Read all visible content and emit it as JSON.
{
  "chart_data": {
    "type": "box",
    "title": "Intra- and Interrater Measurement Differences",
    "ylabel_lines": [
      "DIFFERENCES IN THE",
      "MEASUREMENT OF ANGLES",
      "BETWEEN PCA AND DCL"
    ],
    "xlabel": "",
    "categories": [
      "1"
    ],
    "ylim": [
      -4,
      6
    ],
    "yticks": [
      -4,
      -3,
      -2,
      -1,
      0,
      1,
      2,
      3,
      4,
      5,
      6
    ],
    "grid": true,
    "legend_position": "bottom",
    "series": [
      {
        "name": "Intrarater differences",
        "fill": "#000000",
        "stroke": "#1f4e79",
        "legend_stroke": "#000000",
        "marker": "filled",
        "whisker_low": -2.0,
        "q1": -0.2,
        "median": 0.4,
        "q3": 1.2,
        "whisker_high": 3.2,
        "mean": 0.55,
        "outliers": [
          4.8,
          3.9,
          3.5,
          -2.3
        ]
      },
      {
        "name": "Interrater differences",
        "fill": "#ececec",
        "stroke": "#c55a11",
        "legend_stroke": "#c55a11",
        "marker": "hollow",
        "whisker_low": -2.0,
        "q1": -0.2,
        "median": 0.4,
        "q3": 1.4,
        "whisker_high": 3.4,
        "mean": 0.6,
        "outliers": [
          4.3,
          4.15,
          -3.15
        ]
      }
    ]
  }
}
****
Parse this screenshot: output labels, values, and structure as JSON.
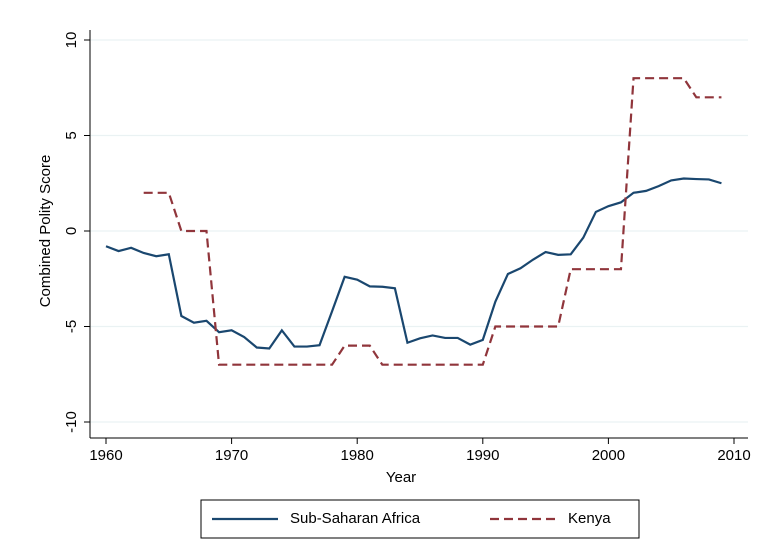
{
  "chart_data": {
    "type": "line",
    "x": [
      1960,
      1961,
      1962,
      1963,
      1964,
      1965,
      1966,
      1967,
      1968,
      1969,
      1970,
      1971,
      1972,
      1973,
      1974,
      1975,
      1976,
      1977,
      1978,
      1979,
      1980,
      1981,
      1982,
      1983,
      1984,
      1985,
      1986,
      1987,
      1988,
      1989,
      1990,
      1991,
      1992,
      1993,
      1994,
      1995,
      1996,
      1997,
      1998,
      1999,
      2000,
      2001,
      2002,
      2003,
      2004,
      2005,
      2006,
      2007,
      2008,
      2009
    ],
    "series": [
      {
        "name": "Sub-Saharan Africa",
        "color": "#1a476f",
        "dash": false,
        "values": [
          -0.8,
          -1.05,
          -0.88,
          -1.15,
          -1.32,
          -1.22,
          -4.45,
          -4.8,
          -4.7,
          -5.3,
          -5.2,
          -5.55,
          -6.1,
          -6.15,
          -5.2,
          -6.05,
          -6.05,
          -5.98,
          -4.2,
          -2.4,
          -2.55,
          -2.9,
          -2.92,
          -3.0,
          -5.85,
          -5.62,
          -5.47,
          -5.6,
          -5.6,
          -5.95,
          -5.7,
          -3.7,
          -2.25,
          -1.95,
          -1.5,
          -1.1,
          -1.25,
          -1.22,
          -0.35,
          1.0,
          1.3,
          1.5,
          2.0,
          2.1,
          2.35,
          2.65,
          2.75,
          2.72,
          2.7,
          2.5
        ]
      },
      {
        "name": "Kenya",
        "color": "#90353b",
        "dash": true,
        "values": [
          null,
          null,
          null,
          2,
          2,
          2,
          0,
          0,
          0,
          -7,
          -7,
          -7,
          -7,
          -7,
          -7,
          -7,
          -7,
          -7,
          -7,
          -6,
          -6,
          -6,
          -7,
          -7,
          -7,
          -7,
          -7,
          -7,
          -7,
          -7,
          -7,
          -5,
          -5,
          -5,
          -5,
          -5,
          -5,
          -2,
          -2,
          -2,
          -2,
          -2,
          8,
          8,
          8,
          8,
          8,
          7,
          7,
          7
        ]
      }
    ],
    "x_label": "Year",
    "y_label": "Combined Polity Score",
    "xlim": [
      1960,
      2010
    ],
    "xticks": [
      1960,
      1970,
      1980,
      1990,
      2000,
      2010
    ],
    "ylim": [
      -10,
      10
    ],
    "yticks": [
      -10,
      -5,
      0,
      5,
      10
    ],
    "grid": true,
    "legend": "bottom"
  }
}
****
#### [Given request]
Determine how many lines in the records contain "name", and reply with the number only.

#### [The answer]
4